- **Request**: The records that follow should be retyped word for word.

Extracted data entries:
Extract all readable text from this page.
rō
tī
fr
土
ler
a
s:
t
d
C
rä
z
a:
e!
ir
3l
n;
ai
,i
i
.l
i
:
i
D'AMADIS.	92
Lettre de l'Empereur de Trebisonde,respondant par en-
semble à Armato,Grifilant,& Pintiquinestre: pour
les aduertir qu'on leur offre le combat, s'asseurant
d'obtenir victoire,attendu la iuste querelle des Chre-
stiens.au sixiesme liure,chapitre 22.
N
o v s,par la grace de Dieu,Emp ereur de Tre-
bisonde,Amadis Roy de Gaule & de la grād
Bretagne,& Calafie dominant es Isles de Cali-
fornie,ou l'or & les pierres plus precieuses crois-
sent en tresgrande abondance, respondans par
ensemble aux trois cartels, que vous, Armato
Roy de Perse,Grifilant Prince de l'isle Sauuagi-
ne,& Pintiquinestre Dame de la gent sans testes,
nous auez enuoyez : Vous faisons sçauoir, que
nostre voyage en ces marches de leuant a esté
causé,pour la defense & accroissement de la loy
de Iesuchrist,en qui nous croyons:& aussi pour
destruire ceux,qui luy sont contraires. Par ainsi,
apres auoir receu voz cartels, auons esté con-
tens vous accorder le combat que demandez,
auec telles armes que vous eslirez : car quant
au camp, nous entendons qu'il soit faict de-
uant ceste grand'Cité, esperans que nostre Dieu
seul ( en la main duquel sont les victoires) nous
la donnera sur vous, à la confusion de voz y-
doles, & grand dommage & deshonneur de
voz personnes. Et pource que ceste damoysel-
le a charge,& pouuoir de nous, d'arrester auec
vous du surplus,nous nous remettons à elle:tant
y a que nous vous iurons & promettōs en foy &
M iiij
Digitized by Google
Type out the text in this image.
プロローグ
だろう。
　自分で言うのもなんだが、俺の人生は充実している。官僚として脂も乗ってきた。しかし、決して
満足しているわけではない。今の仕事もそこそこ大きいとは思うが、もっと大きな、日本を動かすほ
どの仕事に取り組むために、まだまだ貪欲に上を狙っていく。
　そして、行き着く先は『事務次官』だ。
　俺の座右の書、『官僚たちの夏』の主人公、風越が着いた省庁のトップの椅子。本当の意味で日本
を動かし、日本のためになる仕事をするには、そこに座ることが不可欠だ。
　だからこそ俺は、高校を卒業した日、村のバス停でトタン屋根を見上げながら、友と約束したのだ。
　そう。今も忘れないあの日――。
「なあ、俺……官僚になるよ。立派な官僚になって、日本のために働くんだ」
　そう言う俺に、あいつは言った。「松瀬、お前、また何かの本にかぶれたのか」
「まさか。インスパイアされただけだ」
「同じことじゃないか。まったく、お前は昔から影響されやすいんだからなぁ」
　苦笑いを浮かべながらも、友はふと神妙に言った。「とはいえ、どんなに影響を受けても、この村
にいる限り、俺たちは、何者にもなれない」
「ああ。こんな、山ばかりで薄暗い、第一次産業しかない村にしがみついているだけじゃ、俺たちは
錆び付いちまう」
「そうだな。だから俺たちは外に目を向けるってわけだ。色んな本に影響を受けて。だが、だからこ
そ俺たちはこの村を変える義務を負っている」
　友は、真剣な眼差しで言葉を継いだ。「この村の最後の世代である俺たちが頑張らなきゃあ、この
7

- **Exercise output**:
Extract all readable text from this page.
rō
tī
fr
土
ler
a
s:
t
d
C
rä
z
a:
e!
ir
3l
n;
ai
,i
i
.l
i
:
i
D'AMADIS.	92
Lettre de l'Empereur de Trebisonde,respondant par en-
semble à Armato,Grifilant,& Pintiquinestre: pour
les aduertir qu'on leur offre le combat, s'asseurant
d'obtenir victoire,attendu la iuste querelle des Chre-
stiens.au sixiesme liure,chapitre 22.
N
o v s,par la grace de Dieu,Emp ereur de Tre-
bisonde,Amadis Roy de Gaule & de la grād
Bretagne,& Calafie dominant es Isles de Cali-
fornie,ou l'or & les pierres plus precieuses crois-
sent en tresgrande abondance, respondans par
ensemble aux trois cartels, que vous, Armato
Roy de Perse,Grifilant Prince de l'isle Sauuagi-
ne,& Pintiquinestre Dame de la gent sans testes,
nous auez enuoyez : Vous faisons sçauoir, que
nostre voyage en ces marches de leuant a esté
causé,pour la defense & accroissement de la loy
de Iesuchrist,en qui nous croyons:& aussi pour
destruire ceux,qui luy sont contraires. Par ainsi,
apres auoir receu voz cartels, auons esté con-
tens vous accorder le combat que demandez,
auec telles armes que vous eslirez : car quant
au camp, nous entendons qu'il soit faict de-
uant ceste grand'Cité, esperans que nostre Dieu
seul ( en la main duquel sont les victoires) nous
la donnera sur vous, à la confusion de voz y-
doles, & grand dommage & deshonneur de
voz personnes. Et pource que ceste damoysel-
le a charge,& pouuoir de nous, d'arrester auec
vous du surplus,nous nous remettons à elle:tant
y a que nous vous iurons & promettōs en foy &
M iiij
Digitized by Google
Type out the text in this image.
プロローグ
だろう。
　自分で言うのもなんだが、俺の人生は充実している。官僚として脂も乗ってきた。しかし、決して
満足しているわけではない。今の仕事もそこそこ大きいとは思うが、もっと大きな、日本を動かすほ
どの仕事に取り組むために、まだまだ貪欲に上を狙っていく。
　そして、行き着く先は『事務次官』だ。
　俺の座右の書、『官僚たちの夏』の主人公、風越が着いた省庁のトップの椅子。本当の意味で日本
を動かし、日本のためになる仕事をするには、そこに座ることが不可欠だ。
　だからこそ俺は、高校を卒業した日、村のバス停でトタン屋根を見上げながら、友と約束したのだ。
　そう。今も忘れないあの日――。
「なあ、俺……官僚になるよ。立派な官僚になって、日本のために働くんだ」
　そう言う俺に、あいつは言った。「松瀬、お前、また何かの本にかぶれたのか」
「まさか。インスパイアされただけだ」
「同じことじゃないか。まったく、お前は昔から影響されやすいんだからなぁ」
　苦笑いを浮かべながらも、友はふと神妙に言った。「とはいえ、どんなに影響を受けても、この村
にいる限り、俺たちは、何者にもなれない」
「ああ。こんな、山ばかりで薄暗い、第一次産業しかない村にしがみついているだけじゃ、俺たちは
錆び付いちまう」
「そうだな。だから俺たちは外に目を向けるってわけだ。色んな本に影響を受けて。だが、だからこ
そ俺たちはこの村を変える義務を負っている」
　友は、真剣な眼差しで言葉を継いだ。「この村の最後の世代である俺たちが頑張らなきゃあ、この
7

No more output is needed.